═════ Data to use

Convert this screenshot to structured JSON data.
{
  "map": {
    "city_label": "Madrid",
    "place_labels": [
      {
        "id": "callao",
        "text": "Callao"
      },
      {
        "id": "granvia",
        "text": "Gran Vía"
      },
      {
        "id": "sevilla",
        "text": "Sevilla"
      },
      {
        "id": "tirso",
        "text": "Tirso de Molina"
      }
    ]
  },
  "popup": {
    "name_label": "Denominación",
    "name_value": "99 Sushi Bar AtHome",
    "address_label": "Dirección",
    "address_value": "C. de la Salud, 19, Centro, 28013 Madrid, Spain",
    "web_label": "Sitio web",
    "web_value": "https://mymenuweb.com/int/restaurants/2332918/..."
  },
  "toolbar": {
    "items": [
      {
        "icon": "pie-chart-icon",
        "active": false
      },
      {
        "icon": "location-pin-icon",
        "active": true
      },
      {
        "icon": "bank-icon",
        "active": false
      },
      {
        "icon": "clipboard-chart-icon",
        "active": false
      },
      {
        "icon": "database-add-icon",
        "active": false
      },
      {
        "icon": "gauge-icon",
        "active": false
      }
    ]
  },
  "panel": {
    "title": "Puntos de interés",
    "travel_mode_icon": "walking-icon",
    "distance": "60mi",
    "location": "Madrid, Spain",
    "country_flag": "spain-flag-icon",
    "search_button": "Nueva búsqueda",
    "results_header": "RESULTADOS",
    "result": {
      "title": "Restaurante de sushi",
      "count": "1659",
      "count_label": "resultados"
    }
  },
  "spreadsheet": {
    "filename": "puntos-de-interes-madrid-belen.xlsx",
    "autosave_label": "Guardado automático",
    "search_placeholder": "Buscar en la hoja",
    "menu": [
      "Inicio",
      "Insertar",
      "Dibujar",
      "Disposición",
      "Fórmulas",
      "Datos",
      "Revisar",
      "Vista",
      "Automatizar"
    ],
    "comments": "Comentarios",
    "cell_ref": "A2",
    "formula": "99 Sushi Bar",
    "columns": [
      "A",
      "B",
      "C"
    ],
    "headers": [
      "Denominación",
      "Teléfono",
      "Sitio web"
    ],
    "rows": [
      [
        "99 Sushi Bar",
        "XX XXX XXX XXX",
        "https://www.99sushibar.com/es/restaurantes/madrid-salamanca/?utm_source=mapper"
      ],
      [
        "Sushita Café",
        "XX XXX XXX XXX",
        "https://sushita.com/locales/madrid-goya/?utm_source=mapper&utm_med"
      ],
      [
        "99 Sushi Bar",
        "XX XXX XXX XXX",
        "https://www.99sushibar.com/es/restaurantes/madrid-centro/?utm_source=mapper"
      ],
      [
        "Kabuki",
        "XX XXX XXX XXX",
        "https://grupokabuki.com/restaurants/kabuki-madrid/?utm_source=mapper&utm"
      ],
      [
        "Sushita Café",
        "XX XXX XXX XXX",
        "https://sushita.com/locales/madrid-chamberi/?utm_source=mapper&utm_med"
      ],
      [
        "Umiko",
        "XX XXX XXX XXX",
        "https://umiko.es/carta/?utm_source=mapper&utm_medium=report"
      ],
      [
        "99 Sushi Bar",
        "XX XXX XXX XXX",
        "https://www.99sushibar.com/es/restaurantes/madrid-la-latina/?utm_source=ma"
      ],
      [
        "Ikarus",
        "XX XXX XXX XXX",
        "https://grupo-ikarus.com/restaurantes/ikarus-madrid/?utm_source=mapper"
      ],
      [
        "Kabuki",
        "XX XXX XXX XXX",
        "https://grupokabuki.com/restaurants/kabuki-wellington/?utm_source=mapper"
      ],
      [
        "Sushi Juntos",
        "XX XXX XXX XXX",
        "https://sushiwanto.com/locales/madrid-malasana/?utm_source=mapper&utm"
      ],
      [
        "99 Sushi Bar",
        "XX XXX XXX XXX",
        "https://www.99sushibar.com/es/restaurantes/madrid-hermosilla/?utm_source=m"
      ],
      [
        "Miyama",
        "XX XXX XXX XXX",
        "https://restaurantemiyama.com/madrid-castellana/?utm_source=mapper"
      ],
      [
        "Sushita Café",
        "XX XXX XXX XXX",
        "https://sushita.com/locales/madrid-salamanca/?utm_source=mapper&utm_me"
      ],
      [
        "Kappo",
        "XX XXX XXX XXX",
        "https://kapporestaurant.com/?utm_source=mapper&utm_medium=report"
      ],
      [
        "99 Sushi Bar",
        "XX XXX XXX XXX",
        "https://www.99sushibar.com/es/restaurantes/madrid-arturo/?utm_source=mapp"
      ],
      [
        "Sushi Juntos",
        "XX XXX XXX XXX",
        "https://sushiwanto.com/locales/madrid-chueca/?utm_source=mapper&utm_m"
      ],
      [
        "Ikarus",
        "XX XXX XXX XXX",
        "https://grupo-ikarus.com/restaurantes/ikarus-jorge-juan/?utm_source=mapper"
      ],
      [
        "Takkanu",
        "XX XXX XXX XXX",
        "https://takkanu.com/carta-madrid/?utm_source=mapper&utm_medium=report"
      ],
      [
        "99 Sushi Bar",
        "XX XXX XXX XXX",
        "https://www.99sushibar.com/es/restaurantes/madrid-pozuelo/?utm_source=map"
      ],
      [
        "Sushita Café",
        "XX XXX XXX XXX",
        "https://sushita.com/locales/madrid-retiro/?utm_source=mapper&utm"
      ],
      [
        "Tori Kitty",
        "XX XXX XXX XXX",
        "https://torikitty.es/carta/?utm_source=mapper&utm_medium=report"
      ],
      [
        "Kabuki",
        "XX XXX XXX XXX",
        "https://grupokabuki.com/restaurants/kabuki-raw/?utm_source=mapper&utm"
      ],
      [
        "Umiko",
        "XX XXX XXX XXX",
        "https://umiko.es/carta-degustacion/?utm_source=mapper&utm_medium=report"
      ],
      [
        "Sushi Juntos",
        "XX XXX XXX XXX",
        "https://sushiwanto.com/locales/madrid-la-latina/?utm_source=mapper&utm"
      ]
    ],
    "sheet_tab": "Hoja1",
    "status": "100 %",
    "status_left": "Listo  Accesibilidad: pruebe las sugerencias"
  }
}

══════════

Exercise: Write all of the records out again exactly.

Task answer:
Convert this screenshot to structured JSON data.
{
  "map": {
    "city_label": "Madrid",
    "place_labels": [
      {
        "id": "callao",
        "text": "Callao"
      },
      {
        "id": "granvia",
        "text": "Gran Vía"
      },
      {
        "id": "sevilla",
        "text": "Sevilla"
      },
      {
        "id": "tirso",
        "text": "Tirso de Molina"
      }
    ]
  },
  "popup": {
    "name_label": "Denominación",
    "name_value": "99 Sushi Bar AtHome",
    "address_label": "Dirección",
    "address_value": "C. de la Salud, 19, Centro, 28013 Madrid, Spain",
    "web_label": "Sitio web",
    "web_value": "https://mymenuweb.com/int/restaurants/2332918/..."
  },
  "toolbar": {
    "items": [
      {
        "icon": "pie-chart-icon",
        "active": false
      },
      {
        "icon": "location-pin-icon",
        "active": true
      },
      {
        "icon": "bank-icon",
        "active": false
      },
      {
        "icon": "clipboard-chart-icon",
        "active": false
      },
      {
        "icon": "database-add-icon",
        "active": false
      },
      {
        "icon": "gauge-icon",
        "active": false
      }
    ]
  },
  "panel": {
    "title": "Puntos de interés",
    "travel_mode_icon": "walking-icon",
    "distance": "60mi",
    "location": "Madrid, Spain",
    "country_flag": "spain-flag-icon",
    "search_button": "Nueva búsqueda",
    "results_header": "RESULTADOS",
    "result": {
      "title": "Restaurante de sushi",
      "count": "1659",
      "count_label": "resultados"
    }
  },
  "spreadsheet": {
    "filename": "puntos-de-interes-madrid-belen.xlsx",
    "autosave_label": "Guardado automático",
    "search_placeholder": "Buscar en la hoja",
    "menu": [
      "Inicio",
      "Insertar",
      "Dibujar",
      "Disposición",
      "Fórmulas",
      "Datos",
      "Revisar",
      "Vista",
      "Automatizar"
    ],
    "comments": "Comentarios",
    "cell_ref": "A2",
    "formula": "99 Sushi Bar",
    "columns": [
      "A",
      "B",
      "C"
    ],
    "headers": [
      "Denominación",
      "Teléfono",
      "Sitio web"
    ],
    "rows": [
      [
        "99 Sushi Bar",
        "XX XXX XXX XXX",
        "https://www.99sushibar.com/es/restaurantes/madrid-salamanca/?utm_source=mapper"
      ],
      [
        "Sushita Café",
        "XX XXX XXX XXX",
        "https://sushita.com/locales/madrid-goya/?utm_source=mapper&utm_med"
      ],
      [
        "99 Sushi Bar",
        "XX XXX XXX XXX",
        "https://www.99sushibar.com/es/restaurantes/madrid-centro/?utm_source=mapper"
      ],
      [
        "Kabuki",
        "XX XXX XXX XXX",
        "https://grupokabuki.com/restaurants/kabuki-madrid/?utm_source=mapper&utm"
      ],
      [
        "Sushita Café",
        "XX XXX XXX XXX",
        "https://sushita.com/locales/madrid-chamberi/?utm_source=mapper&utm_med"
      ],
      [
        "Umiko",
        "XX XXX XXX XXX",
        "https://umiko.es/carta/?utm_source=mapper&utm_medium=report"
      ],
      [
        "99 Sushi Bar",
        "XX XXX XXX XXX",
        "https://www.99sushibar.com/es/restaurantes/madrid-la-latina/?utm_source=ma"
      ],
      [
        "Ikarus",
        "XX XXX XXX XXX",
        "https://grupo-ikarus.com/restaurantes/ikarus-madrid/?utm_source=mapper"
      ],
      [
        "Kabuki",
        "XX XXX XXX XXX",
        "https://grupokabuki.com/restaurants/kabuki-wellington/?utm_source=mapper"
      ],
      [
        "Sushi Juntos",
        "XX XXX XXX XXX",
        "https://sushiwanto.com/locales/madrid-malasana/?utm_source=mapper&utm"
      ],
      [
        "99 Sushi Bar",
        "XX XXX XXX XXX",
        "https://www.99sushibar.com/es/restaurantes/madrid-hermosilla/?utm_source=m"
      ],
      [
        "Miyama",
        "XX XXX XXX XXX",
        "https://restaurantemiyama.com/madrid-castellana/?utm_source=mapper"
      ],
      [
        "Sushita Café",
        "XX XXX XXX XXX",
        "https://sushita.com/locales/madrid-salamanca/?utm_source=mapper&utm_me"
      ],
      [
        "Kappo",
        "XX XXX XXX XXX",
        "https://kapporestaurant.com/?utm_source=mapper&utm_medium=report"
      ],
      [
        "99 Sushi Bar",
        "XX XXX XXX XXX",
        "https://www.99sushibar.com/es/restaurantes/madrid-arturo/?utm_source=mapp"
      ],
      [
        "Sushi Juntos",
        "XX XXX XXX XXX",
        "https://sushiwanto.com/locales/madrid-chueca/?utm_source=mapper&utm_m"
      ],
      [
        "Ikarus",
        "XX XXX XXX XXX",
        "https://grupo-ikarus.com/restaurantes/ikarus-jorge-juan/?utm_source=mapper"
      ],
      [
        "Takkanu",
        "XX XXX XXX XXX",
        "https://takkanu.com/carta-madrid/?utm_source=mapper&utm_medium=report"
      ],
      [
        "99 Sushi Bar",
        "XX XXX XXX XXX",
        "https://www.99sushibar.com/es/restaurantes/madrid-pozuelo/?utm_source=map"
      ],
      [
        "Sushita Café",
        "XX XXX XXX XXX",
        "https://sushita.com/locales/madrid-retiro/?utm_source=mapper&utm"
      ],
      [
        "Tori Kitty",
        "XX XXX XXX XXX",
        "https://torikitty.es/carta/?utm_source=mapper&utm_medium=report"
      ],
      [
        "Kabuki",
        "XX XXX XXX XXX",
        "https://grupokabuki.com/restaurants/kabuki-raw/?utm_source=mapper&utm"
      ],
      [
        "Umiko",
        "XX XXX XXX XXX",
        "https://umiko.es/carta-degustacion/?utm_source=mapper&utm_medium=report"
      ],
      [
        "Sushi Juntos",
        "XX XXX XXX XXX",
        "https://sushiwanto.com/locales/madrid-la-latina/?utm_source=mapper&utm"
      ]
    ],
    "sheet_tab": "Hoja1",
    "status": "100 %",
    "status_left": "Listo  Accesibilidad: pruebe las sugerencias"
  }
}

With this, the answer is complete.